I recently talked about the power games that drivers play with each other, how they often involve using cars as weapons, shields or placeholders, and how that can kill pedestrians and cyclists if the drivers forget that we don't have two tons of steel protecting us. In a counterpoint to that, I have noticed that drivers often perceive their cars as parts of themselves.
You've probably all had the experience, as car passengers if not drivers, of looking for your car in a large parking lot and saying something like, "I think we're over here." It used to drive me nuts to hear myself saying that. I would correct myself: "No, we're right here. The car is over there." But it's very easy to think of things that way. After all, when we're driving around, most people just see our auto bodies and not our flesh bodies inside them.
People often get very protective of their auto bodies. I personally never have, maybe because I've only ever driven used cars and rentals. It may simply be that it's inconvenient and expensive to repair damage, and even if you can get a dent out the car still doesn't look like new. But I think there's something more, due to the way drivers identify with their vehicles.
Combine this protectiveness for the driver's own auto body with the casual disregard for the flesh bodies of pedestrians and cyclists that comes from power games, and the result is homicidal craziness. I've read tons of stories of cyclists and pedestrians who tapped on the fender of a car, and even done it myself occasionally. It is invariably done in response to some kind of dangerous move on the part of the driver. Often the victim, either a pedestrian with no warning system but their own voice, or a cyclist with no horn and only a little bell, was simply trying to get the driver's attention. Sometimes they hit the car out of rage, but only intending to express their frustration, not to cause any damage.
It never accomplishes anything worthwhile. Sometimes the drivers just zip away indifferently. Sometimes they roll down the window or even get out of their cars, shaking with fury and hurling threats. "You touch my car?!" I've heard of fistfights resulting, or weapons. Even worse, sometimes the drivers stay in their cars and use them as weapons to try to harm the cyclist or pedestrian.
When a cyclist or pedestrian talks later about an incident like this, in person or on a message board, some condescending jerk will often lecture the victim about the folly of hitting someone's car. Thank you for sharing your wisdom. Yes, it's a really bad idea and it can get you killed. But let's step back from the pragmatic perspective and reflect on how deeply, insanely divorced from reality the driver's point of view is. On one side we've got a flesh-and-blood human who's just been put in mortal danger by someone with two tons of steel. On the other we've got a person who probably has no damage or danger at all to their life or property, and at the absolute worst has a fifty dollar repair job. But the person who is in no danger is making homicidal threats to the other.
This kind of thing happens every day on our streets. It is the very definition of bullying and injustice. And it has to stop. It will not be stopped by electric cars, or fuel cells, or natural gas. It will only be stopped by shifting to a system where there are no cars.

• [Problems and tasks]:
(1) In the essay on drivers and their cars, what kinds of cars does the writer say they have only ever driven?
(2) Reproduce the part of the essay on drivers and their cars word for word, starting at "People often get" and ending at "with their vehicles.".

• [Extracted data]:

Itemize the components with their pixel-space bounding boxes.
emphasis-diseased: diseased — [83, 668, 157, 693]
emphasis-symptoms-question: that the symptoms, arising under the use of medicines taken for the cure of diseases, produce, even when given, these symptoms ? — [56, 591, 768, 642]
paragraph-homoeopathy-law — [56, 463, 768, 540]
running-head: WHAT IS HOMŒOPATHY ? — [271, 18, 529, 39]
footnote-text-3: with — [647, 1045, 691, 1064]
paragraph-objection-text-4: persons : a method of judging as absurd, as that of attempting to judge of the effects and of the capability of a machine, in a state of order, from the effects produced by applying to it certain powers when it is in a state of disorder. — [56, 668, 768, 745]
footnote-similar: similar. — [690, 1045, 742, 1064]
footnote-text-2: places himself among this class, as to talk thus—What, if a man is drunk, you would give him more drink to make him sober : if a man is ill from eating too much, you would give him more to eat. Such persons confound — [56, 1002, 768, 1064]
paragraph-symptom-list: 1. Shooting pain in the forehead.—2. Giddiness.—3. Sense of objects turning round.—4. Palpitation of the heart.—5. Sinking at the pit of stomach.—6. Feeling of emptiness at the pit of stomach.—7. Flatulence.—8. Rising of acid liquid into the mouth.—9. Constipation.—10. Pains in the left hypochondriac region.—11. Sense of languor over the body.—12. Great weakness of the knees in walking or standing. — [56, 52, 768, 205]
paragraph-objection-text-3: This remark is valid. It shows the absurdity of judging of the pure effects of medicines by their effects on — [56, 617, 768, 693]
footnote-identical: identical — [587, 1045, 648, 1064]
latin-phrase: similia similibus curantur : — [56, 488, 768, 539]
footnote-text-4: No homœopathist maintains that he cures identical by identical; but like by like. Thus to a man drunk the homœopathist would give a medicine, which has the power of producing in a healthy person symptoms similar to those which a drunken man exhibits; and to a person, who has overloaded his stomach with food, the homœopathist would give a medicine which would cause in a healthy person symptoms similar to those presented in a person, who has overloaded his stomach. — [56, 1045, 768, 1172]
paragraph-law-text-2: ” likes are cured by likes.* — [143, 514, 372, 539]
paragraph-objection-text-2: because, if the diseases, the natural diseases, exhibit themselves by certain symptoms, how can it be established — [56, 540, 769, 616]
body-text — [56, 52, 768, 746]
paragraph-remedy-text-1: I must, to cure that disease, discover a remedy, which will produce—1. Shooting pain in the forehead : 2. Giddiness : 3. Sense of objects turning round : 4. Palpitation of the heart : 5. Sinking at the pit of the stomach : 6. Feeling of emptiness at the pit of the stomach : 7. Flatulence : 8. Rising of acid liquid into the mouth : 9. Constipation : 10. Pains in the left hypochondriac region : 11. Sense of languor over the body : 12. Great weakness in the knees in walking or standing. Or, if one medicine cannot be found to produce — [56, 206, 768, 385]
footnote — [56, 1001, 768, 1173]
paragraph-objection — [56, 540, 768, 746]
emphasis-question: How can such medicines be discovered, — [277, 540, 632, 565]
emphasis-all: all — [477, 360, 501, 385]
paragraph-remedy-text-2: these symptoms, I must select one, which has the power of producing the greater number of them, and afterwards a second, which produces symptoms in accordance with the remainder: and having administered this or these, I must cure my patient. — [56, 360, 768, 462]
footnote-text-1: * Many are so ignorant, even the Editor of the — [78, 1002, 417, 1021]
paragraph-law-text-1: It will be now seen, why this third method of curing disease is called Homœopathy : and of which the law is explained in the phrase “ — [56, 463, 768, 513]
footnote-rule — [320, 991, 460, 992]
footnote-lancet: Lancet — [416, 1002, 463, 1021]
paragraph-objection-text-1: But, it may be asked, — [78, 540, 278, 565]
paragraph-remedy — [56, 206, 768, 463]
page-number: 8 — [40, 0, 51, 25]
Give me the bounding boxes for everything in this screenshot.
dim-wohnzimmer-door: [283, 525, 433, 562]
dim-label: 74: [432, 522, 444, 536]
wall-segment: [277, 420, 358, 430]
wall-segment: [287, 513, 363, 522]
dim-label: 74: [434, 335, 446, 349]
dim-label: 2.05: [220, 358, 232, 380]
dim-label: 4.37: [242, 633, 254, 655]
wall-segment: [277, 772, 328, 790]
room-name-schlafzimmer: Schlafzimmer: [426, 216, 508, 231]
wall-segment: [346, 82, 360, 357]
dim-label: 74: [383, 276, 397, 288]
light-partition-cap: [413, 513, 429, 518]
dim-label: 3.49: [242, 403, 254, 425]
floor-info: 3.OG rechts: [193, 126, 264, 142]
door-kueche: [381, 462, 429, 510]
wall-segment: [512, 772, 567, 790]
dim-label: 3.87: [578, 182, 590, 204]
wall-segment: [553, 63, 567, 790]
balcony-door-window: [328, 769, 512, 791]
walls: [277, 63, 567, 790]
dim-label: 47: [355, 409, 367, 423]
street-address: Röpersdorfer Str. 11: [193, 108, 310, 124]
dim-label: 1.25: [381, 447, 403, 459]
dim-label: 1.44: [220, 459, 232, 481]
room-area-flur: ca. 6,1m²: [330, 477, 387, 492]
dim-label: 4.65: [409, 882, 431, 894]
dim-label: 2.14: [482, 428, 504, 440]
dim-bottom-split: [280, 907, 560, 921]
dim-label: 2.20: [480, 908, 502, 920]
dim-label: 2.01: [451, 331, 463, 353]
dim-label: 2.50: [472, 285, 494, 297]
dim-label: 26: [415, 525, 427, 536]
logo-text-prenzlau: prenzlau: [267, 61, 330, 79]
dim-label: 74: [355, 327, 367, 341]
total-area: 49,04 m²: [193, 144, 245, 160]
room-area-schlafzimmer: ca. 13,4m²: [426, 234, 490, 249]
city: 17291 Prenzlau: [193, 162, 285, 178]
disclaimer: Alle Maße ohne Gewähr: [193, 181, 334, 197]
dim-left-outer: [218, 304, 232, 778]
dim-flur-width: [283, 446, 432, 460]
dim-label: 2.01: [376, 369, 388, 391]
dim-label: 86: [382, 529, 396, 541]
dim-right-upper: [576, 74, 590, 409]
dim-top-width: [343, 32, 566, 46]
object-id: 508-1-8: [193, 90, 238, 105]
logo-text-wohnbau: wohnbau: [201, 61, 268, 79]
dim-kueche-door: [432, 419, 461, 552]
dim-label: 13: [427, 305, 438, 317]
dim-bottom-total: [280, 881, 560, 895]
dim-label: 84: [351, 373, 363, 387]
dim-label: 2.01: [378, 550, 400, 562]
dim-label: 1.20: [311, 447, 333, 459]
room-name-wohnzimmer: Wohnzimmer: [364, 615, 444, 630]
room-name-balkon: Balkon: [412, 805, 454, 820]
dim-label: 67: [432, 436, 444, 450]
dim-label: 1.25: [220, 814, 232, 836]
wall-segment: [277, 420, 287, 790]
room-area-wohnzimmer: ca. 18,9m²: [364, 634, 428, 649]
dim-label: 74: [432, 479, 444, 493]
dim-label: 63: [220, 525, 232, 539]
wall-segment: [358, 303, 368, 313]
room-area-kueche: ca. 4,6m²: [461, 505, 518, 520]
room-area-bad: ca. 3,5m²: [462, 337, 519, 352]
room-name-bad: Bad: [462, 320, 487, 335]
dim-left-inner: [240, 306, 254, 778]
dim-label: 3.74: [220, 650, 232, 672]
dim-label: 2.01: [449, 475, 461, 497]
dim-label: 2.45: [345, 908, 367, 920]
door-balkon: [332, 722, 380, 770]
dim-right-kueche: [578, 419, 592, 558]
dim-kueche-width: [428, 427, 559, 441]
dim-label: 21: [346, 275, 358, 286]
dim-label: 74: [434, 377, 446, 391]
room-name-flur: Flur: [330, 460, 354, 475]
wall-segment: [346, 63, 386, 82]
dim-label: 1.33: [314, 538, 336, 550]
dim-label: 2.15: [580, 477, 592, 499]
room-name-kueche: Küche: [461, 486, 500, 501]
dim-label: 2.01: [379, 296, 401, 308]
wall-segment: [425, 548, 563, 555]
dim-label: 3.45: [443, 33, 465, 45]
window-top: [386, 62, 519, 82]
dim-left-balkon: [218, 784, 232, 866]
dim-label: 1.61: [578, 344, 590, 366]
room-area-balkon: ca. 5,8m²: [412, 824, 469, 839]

• [Your responses]:
(1) Used cars and rentals.

(2)
People often get very protective of their auto bodies. I personally never have, maybe because I've only ever driven used cars and rentals. It may simply be that it's inconvenient and expensive to repair damage, and even if you can get a dent out the car still doesn't look like new. But I think there's something more, due to the way drivers identify with their vehicles.